| Exercise aim |
Without the images, print all the entries below exactly as given.

——————

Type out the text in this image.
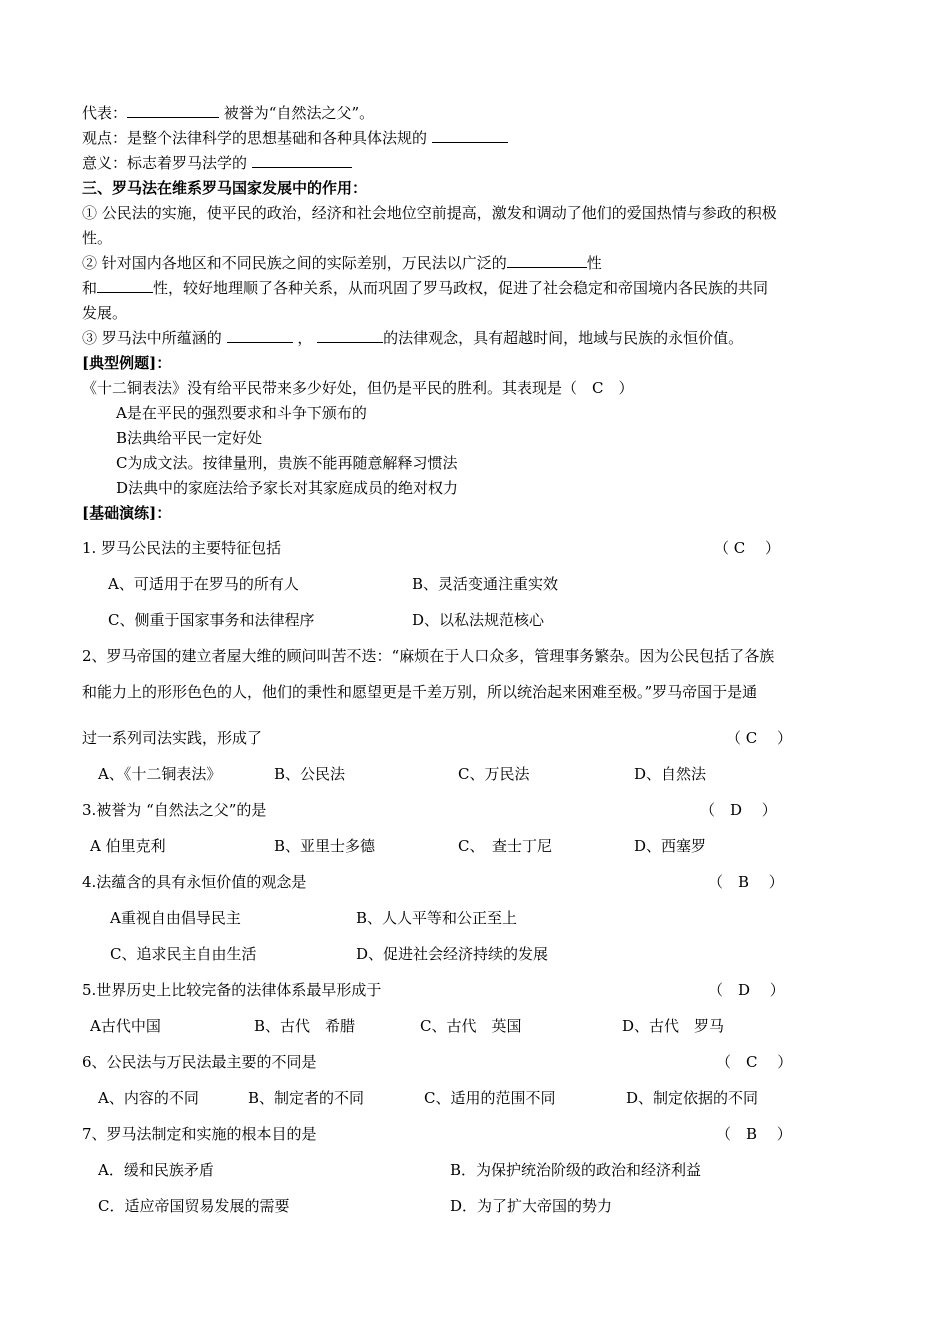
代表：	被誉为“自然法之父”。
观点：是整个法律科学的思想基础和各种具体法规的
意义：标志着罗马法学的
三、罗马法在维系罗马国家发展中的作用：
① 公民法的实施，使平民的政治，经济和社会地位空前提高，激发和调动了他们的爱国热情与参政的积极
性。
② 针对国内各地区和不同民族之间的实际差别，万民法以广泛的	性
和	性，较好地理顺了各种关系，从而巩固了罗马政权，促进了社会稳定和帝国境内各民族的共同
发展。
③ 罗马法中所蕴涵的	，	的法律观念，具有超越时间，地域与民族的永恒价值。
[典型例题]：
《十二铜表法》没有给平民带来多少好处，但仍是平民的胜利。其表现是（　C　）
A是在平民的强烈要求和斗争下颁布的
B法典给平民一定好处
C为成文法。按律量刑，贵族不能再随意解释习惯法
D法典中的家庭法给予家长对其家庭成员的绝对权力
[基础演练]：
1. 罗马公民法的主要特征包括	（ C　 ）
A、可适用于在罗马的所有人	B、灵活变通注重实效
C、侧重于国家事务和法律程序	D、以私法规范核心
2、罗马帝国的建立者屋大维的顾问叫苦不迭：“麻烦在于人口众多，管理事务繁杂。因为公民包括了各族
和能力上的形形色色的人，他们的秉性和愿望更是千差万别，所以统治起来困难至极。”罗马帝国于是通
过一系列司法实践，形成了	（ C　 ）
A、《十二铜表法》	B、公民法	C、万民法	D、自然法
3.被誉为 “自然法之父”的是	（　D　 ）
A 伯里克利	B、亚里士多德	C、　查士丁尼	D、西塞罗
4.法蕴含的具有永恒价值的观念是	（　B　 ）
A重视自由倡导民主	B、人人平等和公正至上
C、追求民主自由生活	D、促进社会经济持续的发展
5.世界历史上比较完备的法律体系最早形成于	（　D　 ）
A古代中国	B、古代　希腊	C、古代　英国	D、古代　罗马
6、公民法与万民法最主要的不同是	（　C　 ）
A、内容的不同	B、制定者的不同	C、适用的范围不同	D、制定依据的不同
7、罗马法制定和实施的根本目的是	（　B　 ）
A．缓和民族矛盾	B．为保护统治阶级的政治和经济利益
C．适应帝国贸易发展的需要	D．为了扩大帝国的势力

——————

| Correct answer |
Type out the text in this image.
代表：	被誉为“自然法之父”。
观点：是整个法律科学的思想基础和各种具体法规的
意义：标志着罗马法学的
三、罗马法在维系罗马国家发展中的作用：
① 公民法的实施，使平民的政治，经济和社会地位空前提高，激发和调动了他们的爱国热情与参政的积极
性。
② 针对国内各地区和不同民族之间的实际差别，万民法以广泛的	性
和	性，较好地理顺了各种关系，从而巩固了罗马政权，促进了社会稳定和帝国境内各民族的共同
发展。
③ 罗马法中所蕴涵的	，	的法律观念，具有超越时间，地域与民族的永恒价值。
[典型例题]：
《十二铜表法》没有给平民带来多少好处，但仍是平民的胜利。其表现是（　C　）
A是在平民的强烈要求和斗争下颁布的
B法典给平民一定好处
C为成文法。按律量刑，贵族不能再随意解释习惯法
D法典中的家庭法给予家长对其家庭成员的绝对权力
[基础演练]：
1. 罗马公民法的主要特征包括	（ C　 ）
A、可适用于在罗马的所有人	B、灵活变通注重实效
C、侧重于国家事务和法律程序	D、以私法规范核心
2、罗马帝国的建立者屋大维的顾问叫苦不迭：“麻烦在于人口众多，管理事务繁杂。因为公民包括了各族
和能力上的形形色色的人，他们的秉性和愿望更是千差万别，所以统治起来困难至极。”罗马帝国于是通
过一系列司法实践，形成了	（ C　 ）
A、《十二铜表法》	B、公民法	C、万民法	D、自然法
3.被誉为 “自然法之父”的是	（　D　 ）
A 伯里克利	B、亚里士多德	C、　查士丁尼	D、西塞罗
4.法蕴含的具有永恒价值的观念是	（　B　 ）
A重视自由倡导民主	B、人人平等和公正至上
C、追求民主自由生活	D、促进社会经济持续的发展
5.世界历史上比较完备的法律体系最早形成于	（　D　 ）
A古代中国	B、古代　希腊	C、古代　英国	D、古代　罗马
6、公民法与万民法最主要的不同是	（　C　 ）
A、内容的不同	B、制定者的不同	C、适用的范围不同	D、制定依据的不同
7、罗马法制定和实施的根本目的是	（　B　 ）
A．缓和民族矛盾	B．为保护统治阶级的政治和经济利益
C．适应帝国贸易发展的需要	D．为了扩大帝国的势力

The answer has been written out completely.